[Extracted records]
────────

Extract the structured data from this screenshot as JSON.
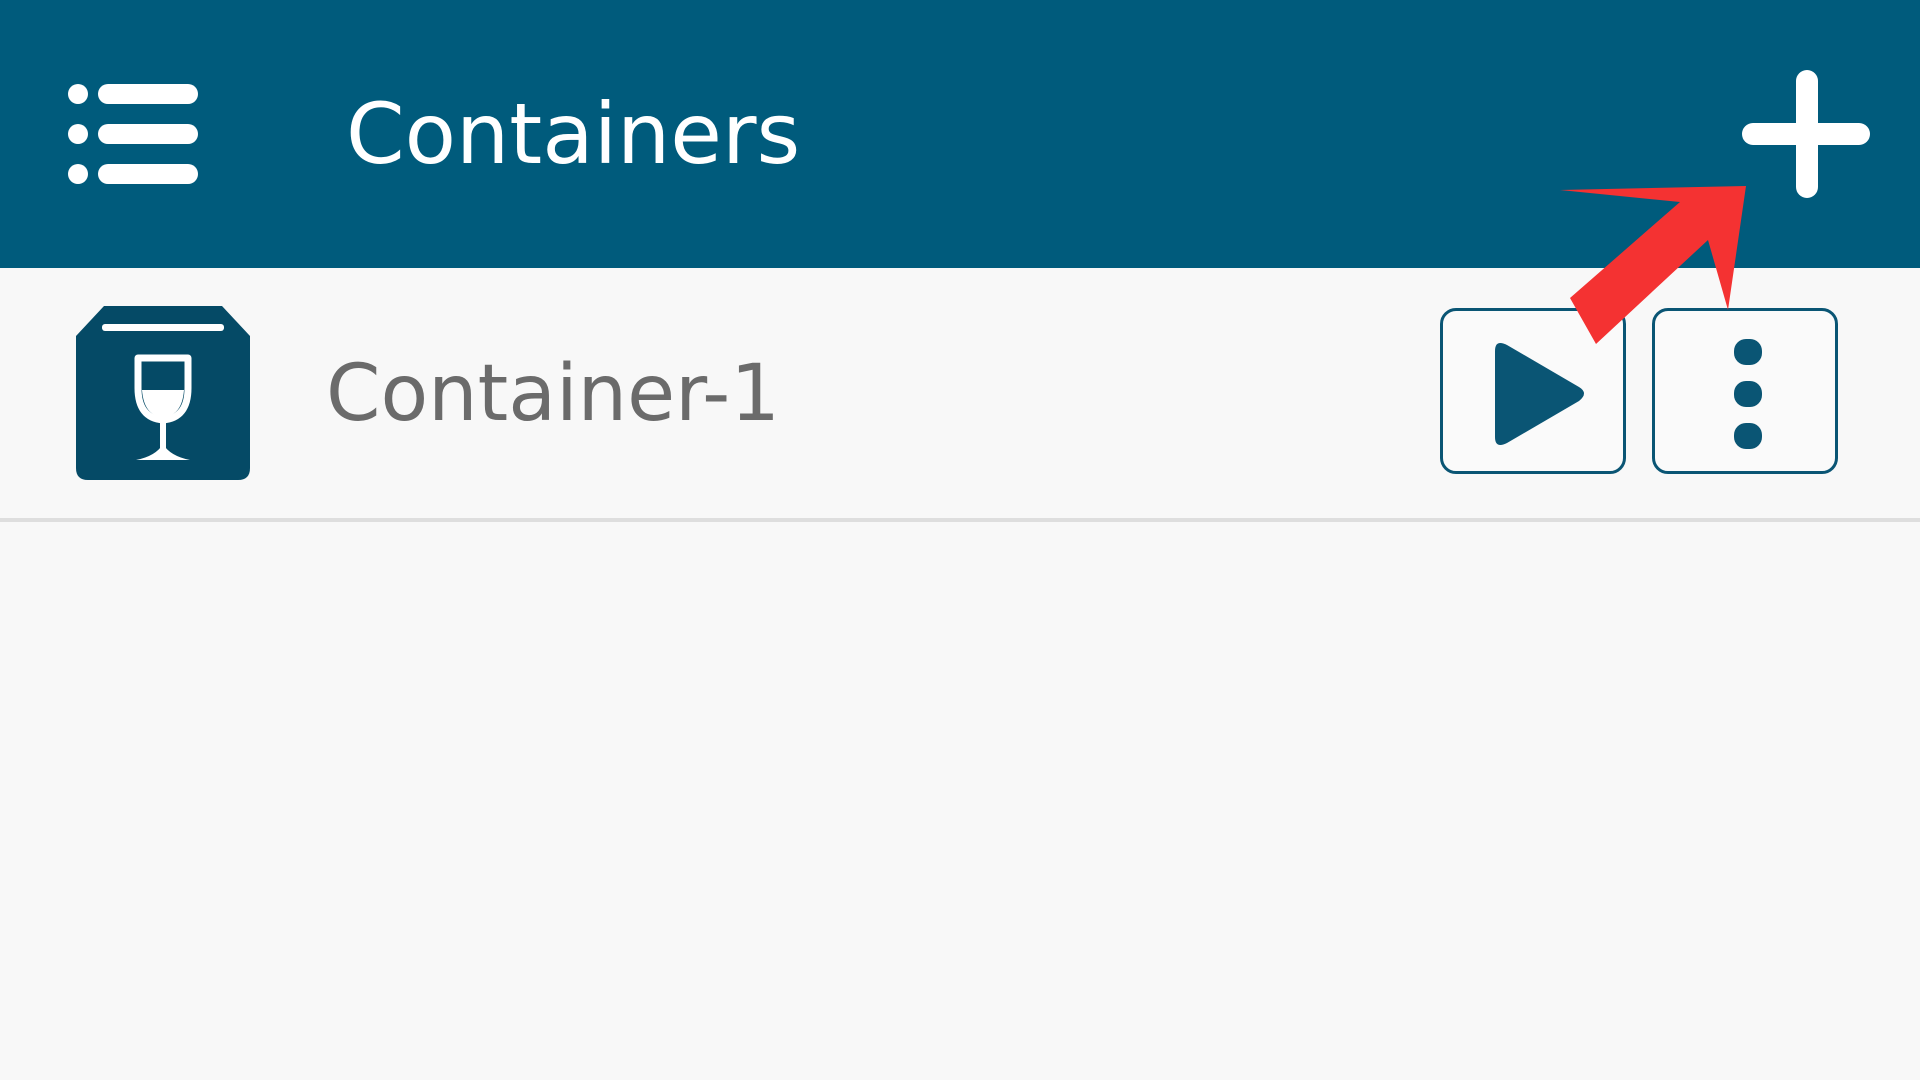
{
  "app_bar": {
    "title": "Containers",
    "menu_icon": "menu-list-icon",
    "add_icon": "plus-icon",
    "background_color": "#005b7c"
  },
  "containers": [
    {
      "name": "Container-1",
      "icon": "wine-glass-container-icon",
      "actions": {
        "start_icon": "play-icon",
        "more_icon": "more-vertical-icon"
      }
    }
  ],
  "annotation": {
    "type": "red-arrow",
    "color": "#f43232",
    "points_to": "add-container-button"
  }
}
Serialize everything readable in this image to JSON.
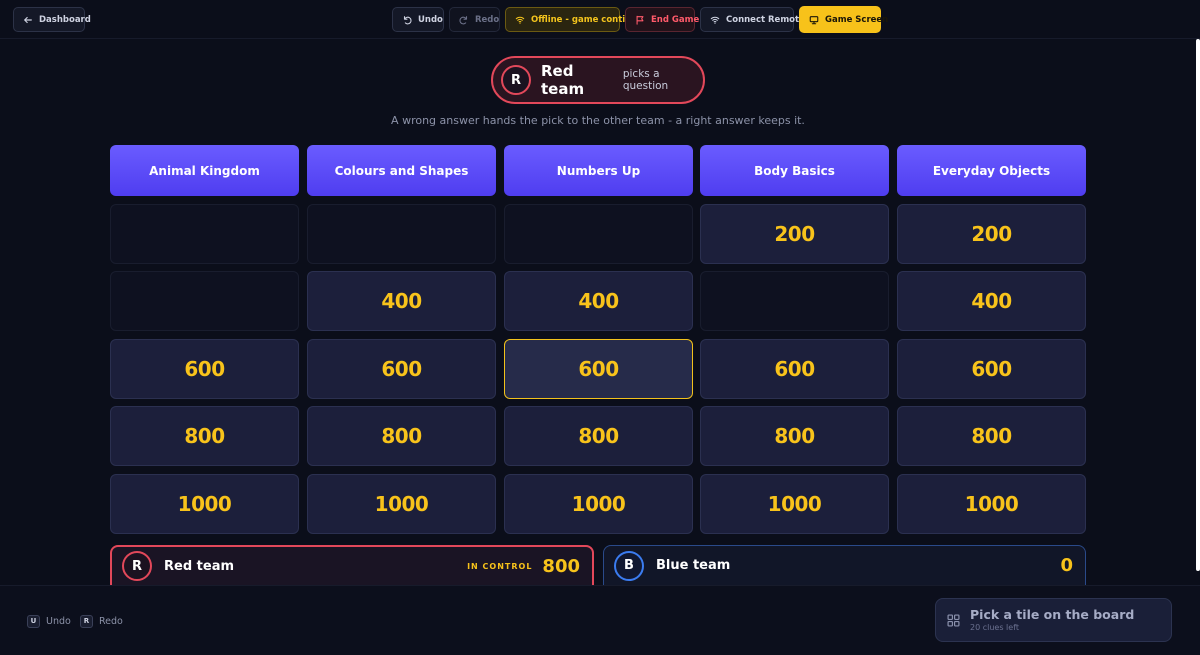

────────

**WHAT IS EXPECTED**
Repeat the material above in full and exactly, omitting the pictures.

**OUTPUT BELOW**
Extract the structured data from this screenshot as JSON.
{
  "app_bar": {
    "title": "Containers",
    "menu_icon": "menu-list-icon",
    "add_icon": "plus-icon",
    "background_color": "#005b7c"
  },
  "containers": [
    {
      "name": "Container-1",
      "icon": "wine-glass-container-icon",
      "actions": {
        "start_icon": "play-icon",
        "more_icon": "more-vertical-icon"
      }
    }
  ],
  "annotation": {
    "type": "red-arrow",
    "color": "#f43232",
    "points_to": "add-container-button"
  }
}
Serialize everything readable in this image to JSON.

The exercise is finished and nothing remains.